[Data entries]
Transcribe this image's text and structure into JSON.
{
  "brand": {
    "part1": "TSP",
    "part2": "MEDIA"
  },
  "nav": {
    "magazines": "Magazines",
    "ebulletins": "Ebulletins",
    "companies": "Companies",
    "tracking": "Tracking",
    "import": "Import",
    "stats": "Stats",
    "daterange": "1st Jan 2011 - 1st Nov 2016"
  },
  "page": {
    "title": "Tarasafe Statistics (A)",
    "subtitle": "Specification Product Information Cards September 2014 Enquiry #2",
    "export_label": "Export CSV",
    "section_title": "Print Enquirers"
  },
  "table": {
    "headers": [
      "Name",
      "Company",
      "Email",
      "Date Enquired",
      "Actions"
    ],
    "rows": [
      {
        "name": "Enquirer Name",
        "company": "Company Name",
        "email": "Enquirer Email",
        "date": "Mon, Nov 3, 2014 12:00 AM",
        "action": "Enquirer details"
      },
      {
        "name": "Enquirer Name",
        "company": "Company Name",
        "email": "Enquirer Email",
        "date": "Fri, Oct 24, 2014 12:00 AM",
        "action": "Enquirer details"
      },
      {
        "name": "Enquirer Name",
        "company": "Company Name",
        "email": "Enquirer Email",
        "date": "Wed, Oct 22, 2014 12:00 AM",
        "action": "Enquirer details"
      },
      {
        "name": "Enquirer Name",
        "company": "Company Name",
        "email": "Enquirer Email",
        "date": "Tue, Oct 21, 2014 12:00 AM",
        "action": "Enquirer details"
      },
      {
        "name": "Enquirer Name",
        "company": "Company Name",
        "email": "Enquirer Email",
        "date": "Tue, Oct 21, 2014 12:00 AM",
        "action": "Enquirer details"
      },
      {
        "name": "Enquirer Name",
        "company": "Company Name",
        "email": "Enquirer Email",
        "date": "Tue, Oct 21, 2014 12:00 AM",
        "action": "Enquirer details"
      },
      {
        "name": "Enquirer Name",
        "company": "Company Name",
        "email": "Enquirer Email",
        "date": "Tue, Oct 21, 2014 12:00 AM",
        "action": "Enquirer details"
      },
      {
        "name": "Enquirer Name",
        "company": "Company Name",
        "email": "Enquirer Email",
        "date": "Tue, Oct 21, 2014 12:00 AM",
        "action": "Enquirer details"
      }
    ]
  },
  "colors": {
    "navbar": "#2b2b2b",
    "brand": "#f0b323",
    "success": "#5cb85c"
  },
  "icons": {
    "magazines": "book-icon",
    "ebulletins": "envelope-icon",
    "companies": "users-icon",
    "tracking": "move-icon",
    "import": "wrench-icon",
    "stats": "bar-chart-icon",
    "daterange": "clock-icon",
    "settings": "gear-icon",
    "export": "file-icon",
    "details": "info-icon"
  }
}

* Objective
Print out all the entries precisely as written.

* Task response
Transcribe this image's text and structure into JSON.
{
  "brand": {
    "part1": "TSP",
    "part2": "MEDIA"
  },
  "nav": {
    "magazines": "Magazines",
    "ebulletins": "Ebulletins",
    "companies": "Companies",
    "tracking": "Tracking",
    "import": "Import",
    "stats": "Stats",
    "daterange": "1st Jan 2011 - 1st Nov 2016"
  },
  "page": {
    "title": "Tarasafe Statistics (A)",
    "subtitle": "Specification Product Information Cards September 2014 Enquiry #2",
    "export_label": "Export CSV",
    "section_title": "Print Enquirers"
  },
  "table": {
    "headers": [
      "Name",
      "Company",
      "Email",
      "Date Enquired",
      "Actions"
    ],
    "rows": [
      {
        "name": "Enquirer Name",
        "company": "Company Name",
        "email": "Enquirer Email",
        "date": "Mon, Nov 3, 2014 12:00 AM",
        "action": "Enquirer details"
      },
      {
        "name": "Enquirer Name",
        "company": "Company Name",
        "email": "Enquirer Email",
        "date": "Fri, Oct 24, 2014 12:00 AM",
        "action": "Enquirer details"
      },
      {
        "name": "Enquirer Name",
        "company": "Company Name",
        "email": "Enquirer Email",
        "date": "Wed, Oct 22, 2014 12:00 AM",
        "action": "Enquirer details"
      },
      {
        "name": "Enquirer Name",
        "company": "Company Name",
        "email": "Enquirer Email",
        "date": "Tue, Oct 21, 2014 12:00 AM",
        "action": "Enquirer details"
      },
      {
        "name": "Enquirer Name",
        "company": "Company Name",
        "email": "Enquirer Email",
        "date": "Tue, Oct 21, 2014 12:00 AM",
        "action": "Enquirer details"
      },
      {
        "name": "Enquirer Name",
        "company": "Company Name",
        "email": "Enquirer Email",
        "date": "Tue, Oct 21, 2014 12:00 AM",
        "action": "Enquirer details"
      },
      {
        "name": "Enquirer Name",
        "company": "Company Name",
        "email": "Enquirer Email",
        "date": "Tue, Oct 21, 2014 12:00 AM",
        "action": "Enquirer details"
      },
      {
        "name": "Enquirer Name",
        "company": "Company Name",
        "email": "Enquirer Email",
        "date": "Tue, Oct 21, 2014 12:00 AM",
        "action": "Enquirer details"
      }
    ]
  },
  "colors": {
    "navbar": "#2b2b2b",
    "brand": "#f0b323",
    "success": "#5cb85c"
  },
  "icons": {
    "magazines": "book-icon",
    "ebulletins": "envelope-icon",
    "companies": "users-icon",
    "tracking": "move-icon",
    "import": "wrench-icon",
    "stats": "bar-chart-icon",
    "daterange": "clock-icon",
    "settings": "gear-icon",
    "export": "file-icon",
    "details": "info-icon"
  }
}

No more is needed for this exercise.